WHAT THE TASK REQUIRES: Will you write out all the entries below exactly?

RECORDS SUPPLIED:
** begin **
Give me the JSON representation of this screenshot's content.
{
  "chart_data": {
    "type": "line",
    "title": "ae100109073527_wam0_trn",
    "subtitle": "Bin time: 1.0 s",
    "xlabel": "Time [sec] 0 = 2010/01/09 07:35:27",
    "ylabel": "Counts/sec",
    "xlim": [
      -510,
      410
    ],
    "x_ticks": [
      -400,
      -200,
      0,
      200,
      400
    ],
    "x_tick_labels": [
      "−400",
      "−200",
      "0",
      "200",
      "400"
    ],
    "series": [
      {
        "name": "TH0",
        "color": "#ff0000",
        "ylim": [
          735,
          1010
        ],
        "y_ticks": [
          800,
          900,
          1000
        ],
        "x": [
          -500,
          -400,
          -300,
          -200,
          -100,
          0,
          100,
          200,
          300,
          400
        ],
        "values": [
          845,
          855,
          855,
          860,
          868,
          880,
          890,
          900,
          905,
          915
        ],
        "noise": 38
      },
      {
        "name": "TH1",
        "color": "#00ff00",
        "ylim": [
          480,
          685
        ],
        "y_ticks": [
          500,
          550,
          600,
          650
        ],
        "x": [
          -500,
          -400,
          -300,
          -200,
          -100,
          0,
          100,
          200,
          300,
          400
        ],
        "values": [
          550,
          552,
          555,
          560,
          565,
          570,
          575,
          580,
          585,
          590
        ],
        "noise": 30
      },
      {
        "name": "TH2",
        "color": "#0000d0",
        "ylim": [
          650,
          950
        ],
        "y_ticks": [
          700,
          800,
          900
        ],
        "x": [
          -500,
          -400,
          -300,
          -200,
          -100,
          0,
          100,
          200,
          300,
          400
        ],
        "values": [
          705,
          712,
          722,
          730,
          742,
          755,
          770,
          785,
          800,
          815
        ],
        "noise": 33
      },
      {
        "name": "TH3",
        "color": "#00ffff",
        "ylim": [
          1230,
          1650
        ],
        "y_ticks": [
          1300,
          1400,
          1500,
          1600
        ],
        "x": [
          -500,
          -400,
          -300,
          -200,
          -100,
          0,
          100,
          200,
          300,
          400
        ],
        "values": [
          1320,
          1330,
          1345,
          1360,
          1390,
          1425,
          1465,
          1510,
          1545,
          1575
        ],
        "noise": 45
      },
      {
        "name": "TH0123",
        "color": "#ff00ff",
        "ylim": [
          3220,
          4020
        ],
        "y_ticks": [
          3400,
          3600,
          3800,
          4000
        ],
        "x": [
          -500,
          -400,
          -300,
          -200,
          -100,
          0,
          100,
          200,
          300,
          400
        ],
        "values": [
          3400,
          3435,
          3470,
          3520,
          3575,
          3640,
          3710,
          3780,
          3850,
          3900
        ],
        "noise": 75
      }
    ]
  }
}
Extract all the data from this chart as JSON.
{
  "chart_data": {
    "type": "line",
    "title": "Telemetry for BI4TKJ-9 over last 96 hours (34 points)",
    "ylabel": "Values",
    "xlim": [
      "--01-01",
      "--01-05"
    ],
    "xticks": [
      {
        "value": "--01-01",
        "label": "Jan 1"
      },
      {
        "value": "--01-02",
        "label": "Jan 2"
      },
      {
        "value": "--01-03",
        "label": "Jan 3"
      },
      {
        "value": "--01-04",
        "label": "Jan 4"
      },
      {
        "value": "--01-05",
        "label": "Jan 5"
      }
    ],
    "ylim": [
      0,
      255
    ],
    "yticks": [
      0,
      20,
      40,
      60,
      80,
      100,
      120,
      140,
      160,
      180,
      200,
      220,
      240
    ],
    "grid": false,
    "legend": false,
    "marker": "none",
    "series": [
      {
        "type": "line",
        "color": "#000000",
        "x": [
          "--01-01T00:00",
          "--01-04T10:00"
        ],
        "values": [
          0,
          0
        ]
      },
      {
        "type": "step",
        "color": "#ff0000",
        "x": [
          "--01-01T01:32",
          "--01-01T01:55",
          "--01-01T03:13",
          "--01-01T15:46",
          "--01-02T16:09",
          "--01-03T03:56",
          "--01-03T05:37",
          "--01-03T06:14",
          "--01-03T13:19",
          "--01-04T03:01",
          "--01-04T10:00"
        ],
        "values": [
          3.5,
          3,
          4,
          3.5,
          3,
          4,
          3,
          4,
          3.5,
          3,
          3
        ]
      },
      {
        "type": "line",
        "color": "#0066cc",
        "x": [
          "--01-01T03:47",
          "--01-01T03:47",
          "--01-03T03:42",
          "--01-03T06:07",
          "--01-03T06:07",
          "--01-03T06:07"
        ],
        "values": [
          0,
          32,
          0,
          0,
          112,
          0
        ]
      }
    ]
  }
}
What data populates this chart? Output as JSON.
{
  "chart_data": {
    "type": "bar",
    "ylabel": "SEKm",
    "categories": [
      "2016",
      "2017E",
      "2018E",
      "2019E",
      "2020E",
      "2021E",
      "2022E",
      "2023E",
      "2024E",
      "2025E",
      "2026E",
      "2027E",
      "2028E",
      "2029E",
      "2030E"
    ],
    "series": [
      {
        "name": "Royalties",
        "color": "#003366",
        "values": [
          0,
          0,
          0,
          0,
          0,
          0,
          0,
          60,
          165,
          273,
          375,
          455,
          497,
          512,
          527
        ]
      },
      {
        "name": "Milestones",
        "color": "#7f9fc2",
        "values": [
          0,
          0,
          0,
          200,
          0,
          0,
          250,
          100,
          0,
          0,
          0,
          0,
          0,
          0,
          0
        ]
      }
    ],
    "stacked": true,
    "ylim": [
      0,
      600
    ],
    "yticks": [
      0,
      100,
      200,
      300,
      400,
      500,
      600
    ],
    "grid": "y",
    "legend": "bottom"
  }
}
** end **
RIGHT ANSWER:
Give me the JSON representation of this screenshot's content.
{
  "chart_data": {
    "type": "line",
    "title": "ae100109073527_wam0_trn",
    "subtitle": "Bin time: 1.0 s",
    "xlabel": "Time [sec] 0 = 2010/01/09 07:35:27",
    "ylabel": "Counts/sec",
    "xlim": [
      -510,
      410
    ],
    "x_ticks": [
      -400,
      -200,
      0,
      200,
      400
    ],
    "x_tick_labels": [
      "−400",
      "−200",
      "0",
      "200",
      "400"
    ],
    "series": [
      {
        "name": "TH0",
        "color": "#ff0000",
        "ylim": [
          735,
          1010
        ],
        "y_ticks": [
          800,
          900,
          1000
        ],
        "x": [
          -500,
          -400,
          -300,
          -200,
          -100,
          0,
          100,
          200,
          300,
          400
        ],
        "values": [
          845,
          855,
          855,
          860,
          868,
          880,
          890,
          900,
          905,
          915
        ],
        "noise": 38
      },
      {
        "name": "TH1",
        "color": "#00ff00",
        "ylim": [
          480,
          685
        ],
        "y_ticks": [
          500,
          550,
          600,
          650
        ],
        "x": [
          -500,
          -400,
          -300,
          -200,
          -100,
          0,
          100,
          200,
          300,
          400
        ],
        "values": [
          550,
          552,
          555,
          560,
          565,
          570,
          575,
          580,
          585,
          590
        ],
        "noise": 30
      },
      {
        "name": "TH2",
        "color": "#0000d0",
        "ylim": [
          650,
          950
        ],
        "y_ticks": [
          700,
          800,
          900
        ],
        "x": [
          -500,
          -400,
          -300,
          -200,
          -100,
          0,
          100,
          200,
          300,
          400
        ],
        "values": [
          705,
          712,
          722,
          730,
          742,
          755,
          770,
          785,
          800,
          815
        ],
        "noise": 33
      },
      {
        "name": "TH3",
        "color": "#00ffff",
        "ylim": [
          1230,
          1650
        ],
        "y_ticks": [
          1300,
          1400,
          1500,
          1600
        ],
        "x": [
          -500,
          -400,
          -300,
          -200,
          -100,
          0,
          100,
          200,
          300,
          400
        ],
        "values": [
          1320,
          1330,
          1345,
          1360,
          1390,
          1425,
          1465,
          1510,
          1545,
          1575
        ],
        "noise": 45
      },
      {
        "name": "TH0123",
        "color": "#ff00ff",
        "ylim": [
          3220,
          4020
        ],
        "y_ticks": [
          3400,
          3600,
          3800,
          4000
        ],
        "x": [
          -500,
          -400,
          -300,
          -200,
          -100,
          0,
          100,
          200,
          300,
          400
        ],
        "values": [
          3400,
          3435,
          3470,
          3520,
          3575,
          3640,
          3710,
          3780,
          3850,
          3900
        ],
        "noise": 75
      }
    ]
  }
}
Extract all the data from this chart as JSON.
{
  "chart_data": {
    "type": "line",
    "title": "Telemetry for BI4TKJ-9 over last 96 hours (34 points)",
    "ylabel": "Values",
    "xlim": [
      "--01-01",
      "--01-05"
    ],
    "xticks": [
      {
        "value": "--01-01",
        "label": "Jan 1"
      },
      {
        "value": "--01-02",
        "label": "Jan 2"
      },
      {
        "value": "--01-03",
        "label": "Jan 3"
      },
      {
        "value": "--01-04",
        "label": "Jan 4"
      },
      {
        "value": "--01-05",
        "label": "Jan 5"
      }
    ],
    "ylim": [
      0,
      255
    ],
    "yticks": [
      0,
      20,
      40,
      60,
      80,
      100,
      120,
      140,
      160,
      180,
      200,
      220,
      240
    ],
    "grid": false,
    "legend": false,
    "marker": "none",
    "series": [
      {
        "type": "line",
        "color": "#000000",
        "x": [
          "--01-01T00:00",
          "--01-04T10:00"
        ],
        "values": [
          0,
          0
        ]
      },
      {
        "type": "step",
        "color": "#ff0000",
        "x": [
          "--01-01T01:32",
          "--01-01T01:55",
          "--01-01T03:13",
          "--01-01T15:46",
          "--01-02T16:09",
          "--01-03T03:56",
          "--01-03T05:37",
          "--01-03T06:14",
          "--01-03T13:19",
          "--01-04T03:01",
          "--01-04T10:00"
        ],
        "values": [
          3.5,
          3,
          4,
          3.5,
          3,
          4,
          3,
          4,
          3.5,
          3,
          3
        ]
      },
      {
        "type": "line",
        "color": "#0066cc",
        "x": [
          "--01-01T03:47",
          "--01-01T03:47",
          "--01-03T03:42",
          "--01-03T06:07",
          "--01-03T06:07",
          "--01-03T06:07"
        ],
        "values": [
          0,
          32,
          0,
          0,
          112,
          0
        ]
      }
    ]
  }
}
What data populates this chart? Output as JSON.
{
  "chart_data": {
    "type": "bar",
    "ylabel": "SEKm",
    "categories": [
      "2016",
      "2017E",
      "2018E",
      "2019E",
      "2020E",
      "2021E",
      "2022E",
      "2023E",
      "2024E",
      "2025E",
      "2026E",
      "2027E",
      "2028E",
      "2029E",
      "2030E"
    ],
    "series": [
      {
        "name": "Royalties",
        "color": "#003366",
        "values": [
          0,
          0,
          0,
          0,
          0,
          0,
          0,
          60,
          165,
          273,
          375,
          455,
          497,
          512,
          527
        ]
      },
      {
        "name": "Milestones",
        "color": "#7f9fc2",
        "values": [
          0,
          0,
          0,
          200,
          0,
          0,
          250,
          100,
          0,
          0,
          0,
          0,
          0,
          0,
          0
        ]
      }
    ],
    "stacked": true,
    "ylim": [
      0,
      600
    ],
    "yticks": [
      0,
      100,
      200,
      300,
      400,
      500,
      600
    ],
    "grid": "y",
    "legend": "bottom"
  }
}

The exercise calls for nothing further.